• [WHAT IS NEEDED] Write out the material exactly. Do not include the pictures.

• [DATA IN THIS EXERCISE]
(begin)
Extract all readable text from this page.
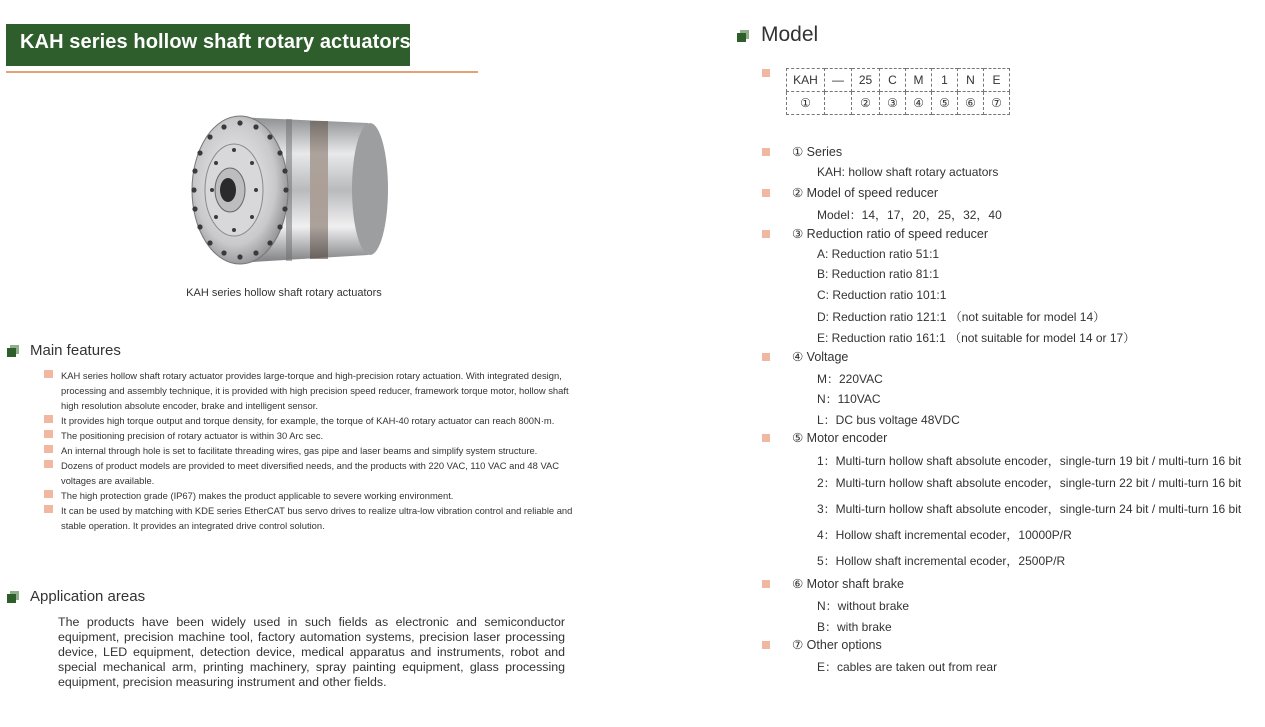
KAH series hollow shaft rotary actuators
KAH series hollow shaft rotary actuators
Main features
KAH series hollow shaft rotary actuator provides large-torque and high-precision rotary actuation. With integrated design, processing and assembly technique, it is provided with high precision speed reducer, framework torque motor, hollow shaft high resolution absolute encoder, brake and intelligent sensor.
It provides high torque output and torque density, for example, the torque of KAH-40 rotary actuator can reach 800N·m.
The positioning precision of rotary actuator is within 30 Arc sec.
An internal through hole is set to facilitate threading wires, gas pipe and laser beams and simplify system structure.
Dozens of product models are provided to meet diversified needs, and the products with 220 VAC, 110 VAC and 48 VAC voltages are available.
The high protection grade (IP67) makes the product applicable to severe working environment.
It can be used by matching with KDE series EtherCAT bus servo drives to realize ultra-low vibration control and reliable and stable operation. It provides an integrated drive control solution.
Application areas
The products have been widely used in such fields as electronic and semiconductor equipment, precision machine tool, factory automation systems, precision laser processing device, LED equipment, detection device, medical apparatus and instruments, robot and special mechanical arm, printing machinery, spray painting equipment, glass processing equipment, precision measuring instrument and other fields.
Model
KAH	—	25	C	M	1	N	E
①		②	③	④	⑤	⑥	⑦
① Series
KAH: hollow shaft rotary actuators
② Model of speed reducer
Model：14，17，20，25，32，40
③ Reduction ratio of speed reducer
A: Reduction ratio 51:1
B: Reduction ratio 81:1
C: Reduction ratio 101:1
D: Reduction ratio 121:1 （not suitable for model 14）
E: Reduction ratio 161:1 （not suitable for model 14 or 17）
④ Voltage
M：220VAC
N：110VAC
L：DC bus voltage 48VDC
⑤ Motor encoder
1：Multi-turn hollow shaft absolute encoder，single-turn 19 bit / multi-turn 16 bit
2：Multi-turn hollow shaft absolute encoder，single-turn 22 bit / multi-turn 16 bit
3：Multi-turn hollow shaft absolute encoder，single-turn 24 bit / multi-turn 16 bit
4：Hollow shaft incremental ecoder，10000P/R
5：Hollow shaft incremental ecoder，2500P/R
⑥ Motor shaft brake
N：without brake
B：with brake
⑦ Other options
E：cables are taken out from rear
(end)
• [TASK SOLUTION]
Extract all readable text from this page.
KAH series hollow shaft rotary actuators
KAH series hollow shaft rotary actuators
Main features
KAH series hollow shaft rotary actuator provides large-torque and high-precision rotary actuation. With integrated design, processing and assembly technique, it is provided with high precision speed reducer, framework torque motor, hollow shaft high resolution absolute encoder, brake and intelligent sensor.
It provides high torque output and torque density, for example, the torque of KAH-40 rotary actuator can reach 800N·m.
The positioning precision of rotary actuator is within 30 Arc sec.
An internal through hole is set to facilitate threading wires, gas pipe and laser beams and simplify system structure.
Dozens of product models are provided to meet diversified needs, and the products with 220 VAC, 110 VAC and 48 VAC voltages are available.
The high protection grade (IP67) makes the product applicable to severe working environment.
It can be used by matching with KDE series EtherCAT bus servo drives to realize ultra-low vibration control and reliable and stable operation. It provides an integrated drive control solution.
Application areas
The products have been widely used in such fields as electronic and semiconductor equipment, precision machine tool, factory automation systems, precision laser processing device, LED equipment, detection device, medical apparatus and instruments, robot and special mechanical arm, printing machinery, spray painting equipment, glass processing equipment, precision measuring instrument and other fields.
Model
KAH	—	25	C	M	1	N	E
①		②	③	④	⑤	⑥	⑦
① Series
KAH: hollow shaft rotary actuators
② Model of speed reducer
Model：14，17，20，25，32，40
③ Reduction ratio of speed reducer
A: Reduction ratio 51:1
B: Reduction ratio 81:1
C: Reduction ratio 101:1
D: Reduction ratio 121:1 （not suitable for model 14）
E: Reduction ratio 161:1 （not suitable for model 14 or 17）
④ Voltage
M：220VAC
N：110VAC
L：DC bus voltage 48VDC
⑤ Motor encoder
1：Multi-turn hollow shaft absolute encoder，single-turn 19 bit / multi-turn 16 bit
2：Multi-turn hollow shaft absolute encoder，single-turn 22 bit / multi-turn 16 bit
3：Multi-turn hollow shaft absolute encoder，single-turn 24 bit / multi-turn 16 bit
4：Hollow shaft incremental ecoder，10000P/R
5：Hollow shaft incremental ecoder，2500P/R
⑥ Motor shaft brake
N：without brake
B：with brake
⑦ Other options
E：cables are taken out from rear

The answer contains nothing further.